• _Extract provided_
--------------------------------
Federal Income Taxes — It is the Fund’s intention to continue to qualify as a regulated investment company for Federal income tax purposes by complying with the appropriate provisions of Subchapter M of the Internal Revenue Code of 1986, as amended (the “Code”). Accordingly, no provision for Federal income taxes has been made in the financial statements.

The Fund evaluates tax positions taken or expected to be taken in the course of preparing the Fund’s tax returns to determine whether it is “more-likely-than-not” (i.e., greater than 50-percent) that each tax position will be sustained upon examination by a taxing authority based on the technical merits of the position. Tax positions not deemed to meet the more-likely-than-not threshold are recorded as a tax benefit or expense in the current year. The Fund did not record any tax provision in the current period. However, management’s conclusions regarding tax positions taken may be subject to review and adjustment at a later date based on factors including, but not limited to, examination by tax authorities (i.e., the last 3 tax year ends, as applicable), on-going analysis of and changes to tax laws, regulations and interpretations thereof.

The Fund utilizes a tax practice that treats a portion of the proceeds from each redemption of capital shares as a distribution of taxable net investment income and/or realized capital gain.

As of the year ended October 31, 2020, the Fund did not have a liability for any unrecognized tax benefits. The Fund recognizes interest and penalties, if any, related to unrecognized tax benefits as income tax expense in the Statement of Operations. During the year, the Fund did not incur any significant interest or penalties.

Security Transactions and Investment Income — Security transactions are accounted for on trade date. Costs used in determining realized gains and losses on the sale of investment securities are based on the specific identification method. Dividend income is recorded on the ex-dividend date. Interest income is recognized on the accrual basis from settlement date.

 

18


THE ADVISORS’ INNER CIRCLE FUND      

            ICM SMALL COMPANY

            PORTFOLIO

                  OCTOBER 31, 2020
                  
           

 

Expenses — Most expenses of the Trust can be directly attributed to a particular Fund. Expenses which cannot be directly attributed to a particular Fund are apportioned among the Funds of the Trust based on the number of Fund and/ or relative net assets.

Dividends and Distributions to Shareholders — The Fund distributes substantially all of its net investment income, if any, quarterly. Any net realized capital gains are distributed at least annually. All distributions are recorded on ex-dividend date. The Fund’s distributions to shareholders may include return of capital received from Real Estate Investment Trusts (“REITs”).
--------------------------------
• _Rows_
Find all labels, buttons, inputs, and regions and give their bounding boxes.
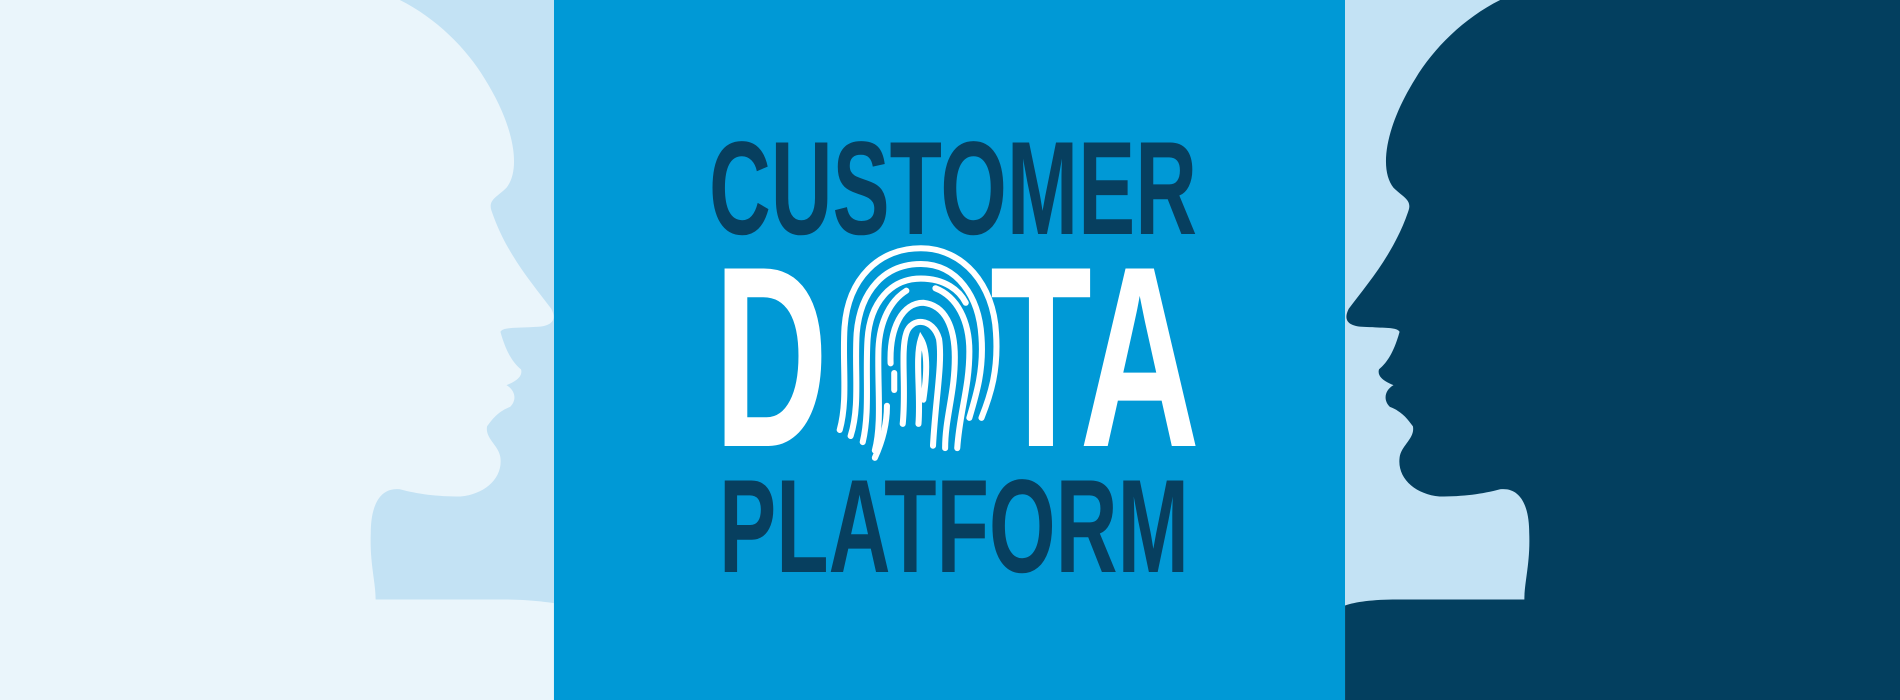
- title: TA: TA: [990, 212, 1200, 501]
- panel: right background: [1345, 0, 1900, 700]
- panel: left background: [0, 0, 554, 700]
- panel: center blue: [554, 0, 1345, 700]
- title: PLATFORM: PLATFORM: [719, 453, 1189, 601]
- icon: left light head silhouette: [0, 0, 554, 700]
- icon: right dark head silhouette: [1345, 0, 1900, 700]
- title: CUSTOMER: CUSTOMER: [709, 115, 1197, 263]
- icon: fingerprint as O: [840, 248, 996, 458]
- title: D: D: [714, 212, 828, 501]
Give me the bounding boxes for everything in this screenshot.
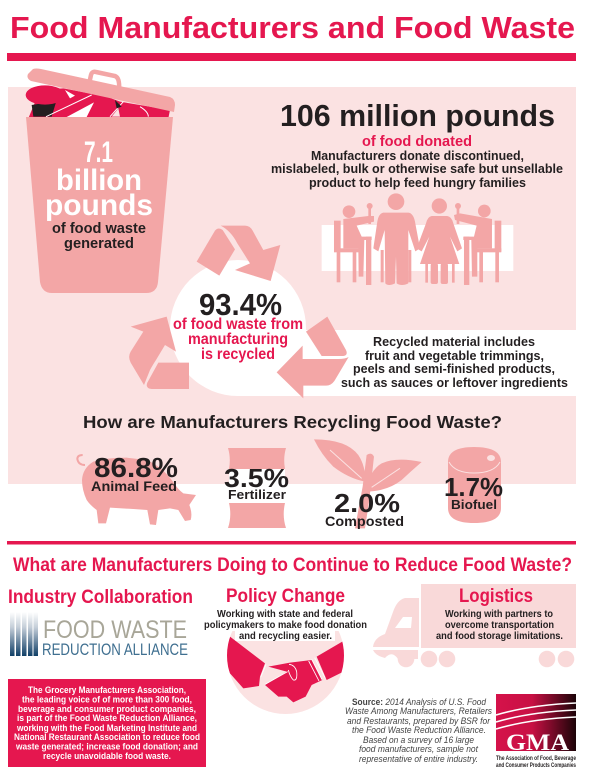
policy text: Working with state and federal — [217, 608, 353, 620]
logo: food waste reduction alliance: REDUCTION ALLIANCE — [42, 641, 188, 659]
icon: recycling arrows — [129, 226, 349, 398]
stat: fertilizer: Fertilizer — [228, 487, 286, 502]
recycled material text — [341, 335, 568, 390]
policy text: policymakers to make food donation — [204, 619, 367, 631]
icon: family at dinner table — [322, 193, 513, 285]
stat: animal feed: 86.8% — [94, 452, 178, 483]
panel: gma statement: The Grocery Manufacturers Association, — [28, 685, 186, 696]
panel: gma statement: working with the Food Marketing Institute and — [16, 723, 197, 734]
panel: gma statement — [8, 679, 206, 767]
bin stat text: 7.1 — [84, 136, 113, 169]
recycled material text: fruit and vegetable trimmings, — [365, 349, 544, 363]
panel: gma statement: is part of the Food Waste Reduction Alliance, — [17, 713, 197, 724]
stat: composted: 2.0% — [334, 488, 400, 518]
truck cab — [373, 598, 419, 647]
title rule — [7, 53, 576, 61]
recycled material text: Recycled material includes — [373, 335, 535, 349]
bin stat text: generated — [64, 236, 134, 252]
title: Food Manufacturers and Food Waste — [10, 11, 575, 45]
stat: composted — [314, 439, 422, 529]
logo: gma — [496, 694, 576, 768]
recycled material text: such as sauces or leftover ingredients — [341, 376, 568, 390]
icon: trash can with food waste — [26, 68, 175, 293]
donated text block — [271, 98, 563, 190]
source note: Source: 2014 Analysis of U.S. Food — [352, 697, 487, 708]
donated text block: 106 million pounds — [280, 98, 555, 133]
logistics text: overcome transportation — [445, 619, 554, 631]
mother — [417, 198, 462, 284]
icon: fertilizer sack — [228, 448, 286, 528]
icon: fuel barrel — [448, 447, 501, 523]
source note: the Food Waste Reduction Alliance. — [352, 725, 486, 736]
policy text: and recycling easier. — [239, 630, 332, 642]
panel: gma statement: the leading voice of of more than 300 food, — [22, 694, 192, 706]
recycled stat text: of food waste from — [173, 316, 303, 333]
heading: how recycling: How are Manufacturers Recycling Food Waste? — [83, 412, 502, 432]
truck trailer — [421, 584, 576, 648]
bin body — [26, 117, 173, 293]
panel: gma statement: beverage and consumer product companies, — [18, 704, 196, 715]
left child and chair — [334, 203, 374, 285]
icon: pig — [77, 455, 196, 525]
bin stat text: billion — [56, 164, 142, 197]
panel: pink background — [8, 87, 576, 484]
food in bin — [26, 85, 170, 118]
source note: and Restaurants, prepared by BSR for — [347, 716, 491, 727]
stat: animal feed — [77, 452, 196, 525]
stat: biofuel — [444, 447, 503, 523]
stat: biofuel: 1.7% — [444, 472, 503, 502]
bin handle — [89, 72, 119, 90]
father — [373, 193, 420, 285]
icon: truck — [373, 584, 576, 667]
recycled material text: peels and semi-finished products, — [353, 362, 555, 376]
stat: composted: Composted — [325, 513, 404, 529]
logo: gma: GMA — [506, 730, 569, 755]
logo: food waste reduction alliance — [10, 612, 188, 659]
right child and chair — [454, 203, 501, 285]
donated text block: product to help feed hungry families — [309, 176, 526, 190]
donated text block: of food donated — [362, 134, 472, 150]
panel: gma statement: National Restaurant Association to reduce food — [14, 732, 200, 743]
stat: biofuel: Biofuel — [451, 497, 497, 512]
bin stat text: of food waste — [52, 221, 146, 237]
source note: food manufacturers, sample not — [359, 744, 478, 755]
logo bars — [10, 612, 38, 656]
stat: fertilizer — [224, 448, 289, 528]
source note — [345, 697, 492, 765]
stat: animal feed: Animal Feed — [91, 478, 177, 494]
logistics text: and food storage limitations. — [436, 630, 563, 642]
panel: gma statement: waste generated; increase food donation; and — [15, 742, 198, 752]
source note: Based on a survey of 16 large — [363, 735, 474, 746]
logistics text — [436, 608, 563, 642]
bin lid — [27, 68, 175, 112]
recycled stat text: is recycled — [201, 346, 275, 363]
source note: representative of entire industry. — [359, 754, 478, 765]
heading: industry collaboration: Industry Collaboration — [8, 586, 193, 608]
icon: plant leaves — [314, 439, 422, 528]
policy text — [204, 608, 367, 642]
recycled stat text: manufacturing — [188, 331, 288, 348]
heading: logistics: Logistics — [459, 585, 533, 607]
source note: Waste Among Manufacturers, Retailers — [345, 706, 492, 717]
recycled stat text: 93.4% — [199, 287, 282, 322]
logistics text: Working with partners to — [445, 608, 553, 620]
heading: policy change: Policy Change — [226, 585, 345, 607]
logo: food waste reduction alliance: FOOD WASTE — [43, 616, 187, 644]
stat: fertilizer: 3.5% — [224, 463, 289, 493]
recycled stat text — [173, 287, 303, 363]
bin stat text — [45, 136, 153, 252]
--------------------------------
• _Tasks and exercises_
a) Answer these questions from the fund accounting notes, marking each answer (i), (ii), (iii) like the questions:
(i) On what date is dividend income recorded?
(ii) How often does the Fund distribute its net investment income?
(iii) What percentage does "more-likely-than-not" correspond to?
b) Please decide whether each statement agrees with the fund accounting notes. Answer yes or no, mark each (i), (ii), (iii), and quote the deciding words.
(i) Security transactions are accounted for on settlement date.
(ii) As of the year ended October 31, 2020, the Fund had no liability for unrecognized tax benefits.
(iii) Net realized capital gains are distributed at least annually.
c) Reproduce the part of the fund accounting notes that opens with the words containing "The Fund evaluates" and closes with "and interpretations thereof.".

• _Solved problems_
a)
(i) The ex-dividend date.
(ii) Quarterly.
(iii) Greater than 50 percent.

b)
(i) No: "Security transactions are accounted for on trade date."
(ii) Yes: "As of the year ended October 31, 2020, the Fund did not have a liability for any unrecognized tax benefits."
(iii) Yes: "Any net realized capital gains are distributed at least annually."

c)
The Fund evaluates tax positions taken or expected to be taken in the course of preparing the Fund’s tax returns to determine whether it is “more-likely-than-not” (i.e., greater than 50-percent) that each tax position will be sustained upon examination by a taxing authority based on the technical merits of the position. Tax positions not deemed to meet the more-likely-than-not threshold are recorded as a tax benefit or expense in the current year. The Fund did not record any tax provision in the current period. However, management’s conclusions regarding tax positions taken may be subject to review and adjustment at a later date based on factors including, but not limited to, examination by tax authorities (i.e., the last 3 tax year ends, as applicable), on-going analysis of and changes to tax laws, regulations and interpretations thereof.